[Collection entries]
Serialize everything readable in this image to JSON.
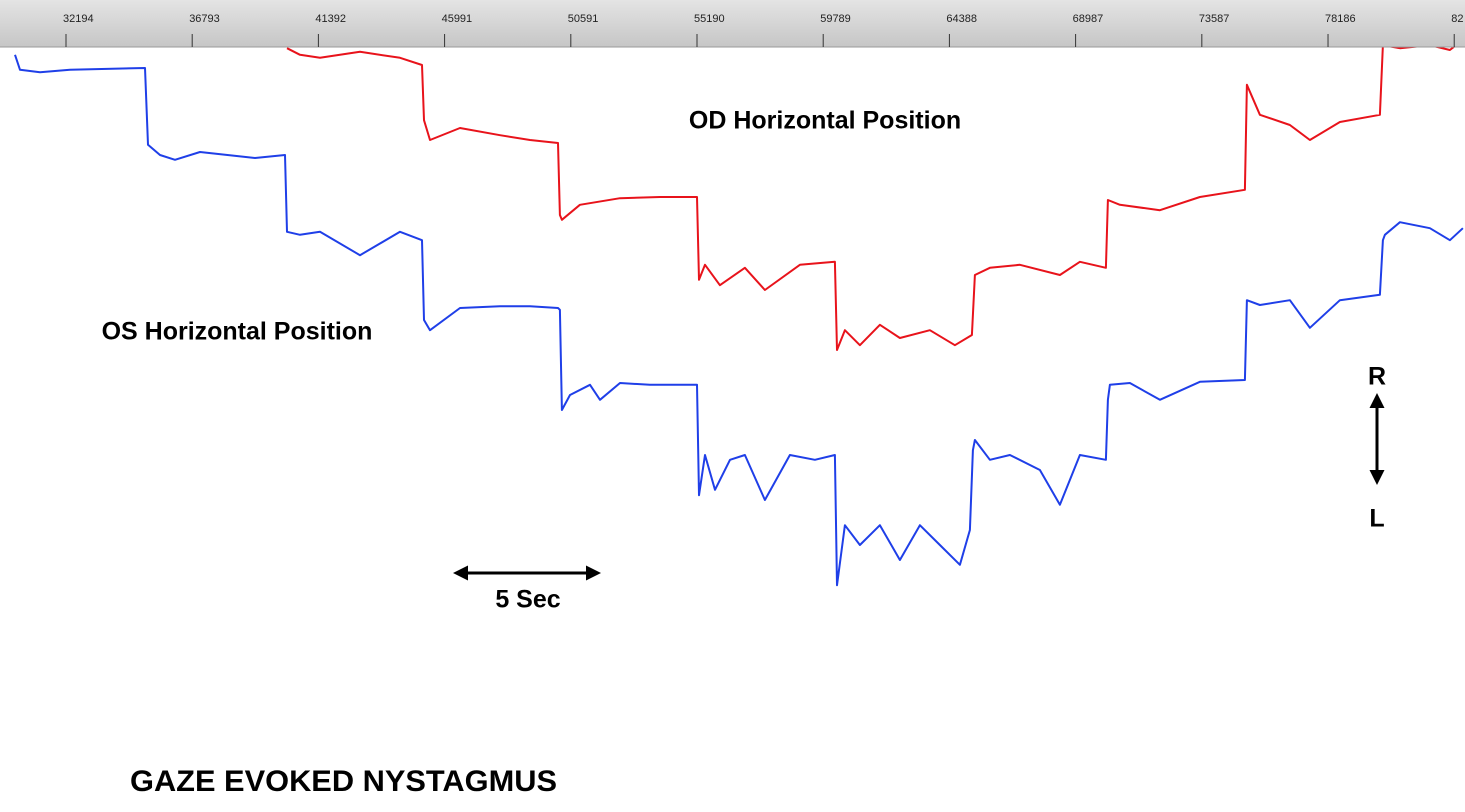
{
  "chart_data": {
    "type": "line",
    "title": "GAZE EVOKED NYSTAGMUS",
    "annotations": [
      "5 Sec",
      "R",
      "L"
    ],
    "xlim": [
      29789,
      83178
    ],
    "ylim": [
      -27.5,
      102.5
    ],
    "xticks": [
      32194,
      36793,
      41392,
      45991,
      50591,
      55190,
      59789,
      64388,
      68987,
      73587,
      78186,
      {
        "value": 82785,
        "label": "82"
      }
    ],
    "series": [
      {
        "name": "OD Horizontal Position",
        "color": "#e8131b",
        "x": [
          40247,
          40721,
          41450,
          42907,
          44365,
          45167,
          45240,
          45459,
          46552,
          48009,
          49102,
          50123,
          50195,
          50268,
          50924,
          52382,
          53840,
          55188,
          55261,
          55480,
          56026,
          56937,
          57666,
          58941,
          60217,
          60290,
          60581,
          61128,
          61857,
          62585,
          63679,
          64590,
          65209,
          65318,
          65865,
          66958,
          68416,
          69144,
          70092,
          70165,
          70602,
          72059,
          73517,
          75157,
          75230,
          75704,
          76796,
          77525,
          78618,
          80075,
          80185,
          80805,
          81898,
          82627,
          83101
        ],
        "values": [
          99.8,
          98.7,
          98.2,
          99.2,
          98.2,
          97,
          87.8,
          84.5,
          86.5,
          85.3,
          84.5,
          84,
          72,
          71.2,
          73.7,
          74.8,
          75,
          75,
          61.2,
          63.7,
          60.3,
          63.2,
          59.5,
          63.7,
          64.2,
          49.5,
          52.8,
          50.3,
          53.7,
          51.5,
          52.8,
          50.3,
          52,
          62,
          63.2,
          63.7,
          62,
          64.2,
          63.2,
          74.5,
          73.7,
          72.8,
          75,
          76.2,
          93.7,
          88.7,
          87,
          84.5,
          87.5,
          88.7,
          100.3,
          99.8,
          100.3,
          99.5,
          101.2
        ]
      },
      {
        "name": "OS Horizontal Position",
        "color": "#1f3fe8",
        "x": [
          30336,
          30518,
          31247,
          32340,
          35073,
          35182,
          35619,
          36166,
          37077,
          39081,
          40174,
          40247,
          40721,
          41450,
          42907,
          44365,
          45167,
          45240,
          45459,
          46552,
          48009,
          49102,
          50123,
          50195,
          50268,
          50560,
          51289,
          51653,
          52382,
          53475,
          55188,
          55261,
          55480,
          55844,
          56391,
          56937,
          57666,
          58577,
          59488,
          60217,
          60290,
          60581,
          61128,
          61857,
          62585,
          63314,
          64043,
          64772,
          65136,
          65245,
          65318,
          65865,
          66594,
          67687,
          68416,
          69144,
          70092,
          70165,
          70237,
          70966,
          72059,
          73517,
          75157,
          75230,
          75704,
          76796,
          77525,
          78618,
          80075,
          80185,
          80258,
          80805,
          81898,
          82627,
          83101
        ],
        "values": [
          98.7,
          96.2,
          95.8,
          96.2,
          96.5,
          83.7,
          82,
          81.2,
          82.5,
          81.5,
          82,
          69.2,
          68.7,
          69.2,
          65.3,
          69.2,
          67.8,
          54.5,
          52.8,
          56.5,
          56.8,
          56.8,
          56.5,
          56.2,
          39.5,
          42,
          43.7,
          41.2,
          44,
          43.7,
          43.7,
          25.3,
          32,
          26.2,
          31.2,
          32,
          24.5,
          32,
          31.2,
          32,
          10.3,
          20.3,
          17,
          20.3,
          14.5,
          20.3,
          17,
          13.7,
          19.5,
          32.8,
          34.5,
          31.2,
          32,
          29.5,
          23.7,
          32,
          31.2,
          41.2,
          43.7,
          44,
          41.2,
          44.2,
          44.5,
          57.8,
          57,
          57.8,
          53.2,
          57.8,
          58.7,
          67.8,
          68.7,
          70.8,
          69.8,
          67.8,
          69.8
        ]
      }
    ]
  }
}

> **Your objective**: Return each line of the data, keeping its wording exact and omitting pictures.

> **Reply**:
Serialize everything readable in this image to JSON.
{
  "chart_data": {
    "type": "line",
    "title": "GAZE EVOKED NYSTAGMUS",
    "annotations": [
      "5 Sec",
      "R",
      "L"
    ],
    "xlim": [
      29789,
      83178
    ],
    "ylim": [
      -27.5,
      102.5
    ],
    "xticks": [
      32194,
      36793,
      41392,
      45991,
      50591,
      55190,
      59789,
      64388,
      68987,
      73587,
      78186,
      {
        "value": 82785,
        "label": "82"
      }
    ],
    "series": [
      {
        "name": "OD Horizontal Position",
        "color": "#e8131b",
        "x": [
          40247,
          40721,
          41450,
          42907,
          44365,
          45167,
          45240,
          45459,
          46552,
          48009,
          49102,
          50123,
          50195,
          50268,
          50924,
          52382,
          53840,
          55188,
          55261,
          55480,
          56026,
          56937,
          57666,
          58941,
          60217,
          60290,
          60581,
          61128,
          61857,
          62585,
          63679,
          64590,
          65209,
          65318,
          65865,
          66958,
          68416,
          69144,
          70092,
          70165,
          70602,
          72059,
          73517,
          75157,
          75230,
          75704,
          76796,
          77525,
          78618,
          80075,
          80185,
          80805,
          81898,
          82627,
          83101
        ],
        "values": [
          99.8,
          98.7,
          98.2,
          99.2,
          98.2,
          97,
          87.8,
          84.5,
          86.5,
          85.3,
          84.5,
          84,
          72,
          71.2,
          73.7,
          74.8,
          75,
          75,
          61.2,
          63.7,
          60.3,
          63.2,
          59.5,
          63.7,
          64.2,
          49.5,
          52.8,
          50.3,
          53.7,
          51.5,
          52.8,
          50.3,
          52,
          62,
          63.2,
          63.7,
          62,
          64.2,
          63.2,
          74.5,
          73.7,
          72.8,
          75,
          76.2,
          93.7,
          88.7,
          87,
          84.5,
          87.5,
          88.7,
          100.3,
          99.8,
          100.3,
          99.5,
          101.2
        ]
      },
      {
        "name": "OS Horizontal Position",
        "color": "#1f3fe8",
        "x": [
          30336,
          30518,
          31247,
          32340,
          35073,
          35182,
          35619,
          36166,
          37077,
          39081,
          40174,
          40247,
          40721,
          41450,
          42907,
          44365,
          45167,
          45240,
          45459,
          46552,
          48009,
          49102,
          50123,
          50195,
          50268,
          50560,
          51289,
          51653,
          52382,
          53475,
          55188,
          55261,
          55480,
          55844,
          56391,
          56937,
          57666,
          58577,
          59488,
          60217,
          60290,
          60581,
          61128,
          61857,
          62585,
          63314,
          64043,
          64772,
          65136,
          65245,
          65318,
          65865,
          66594,
          67687,
          68416,
          69144,
          70092,
          70165,
          70237,
          70966,
          72059,
          73517,
          75157,
          75230,
          75704,
          76796,
          77525,
          78618,
          80075,
          80185,
          80258,
          80805,
          81898,
          82627,
          83101
        ],
        "values": [
          98.7,
          96.2,
          95.8,
          96.2,
          96.5,
          83.7,
          82,
          81.2,
          82.5,
          81.5,
          82,
          69.2,
          68.7,
          69.2,
          65.3,
          69.2,
          67.8,
          54.5,
          52.8,
          56.5,
          56.8,
          56.8,
          56.5,
          56.2,
          39.5,
          42,
          43.7,
          41.2,
          44,
          43.7,
          43.7,
          25.3,
          32,
          26.2,
          31.2,
          32,
          24.5,
          32,
          31.2,
          32,
          10.3,
          20.3,
          17,
          20.3,
          14.5,
          20.3,
          17,
          13.7,
          19.5,
          32.8,
          34.5,
          31.2,
          32,
          29.5,
          23.7,
          32,
          31.2,
          41.2,
          43.7,
          44,
          41.2,
          44.2,
          44.5,
          57.8,
          57,
          57.8,
          53.2,
          57.8,
          58.7,
          67.8,
          68.7,
          70.8,
          69.8,
          67.8,
          69.8
        ]
      }
    ]
  }
}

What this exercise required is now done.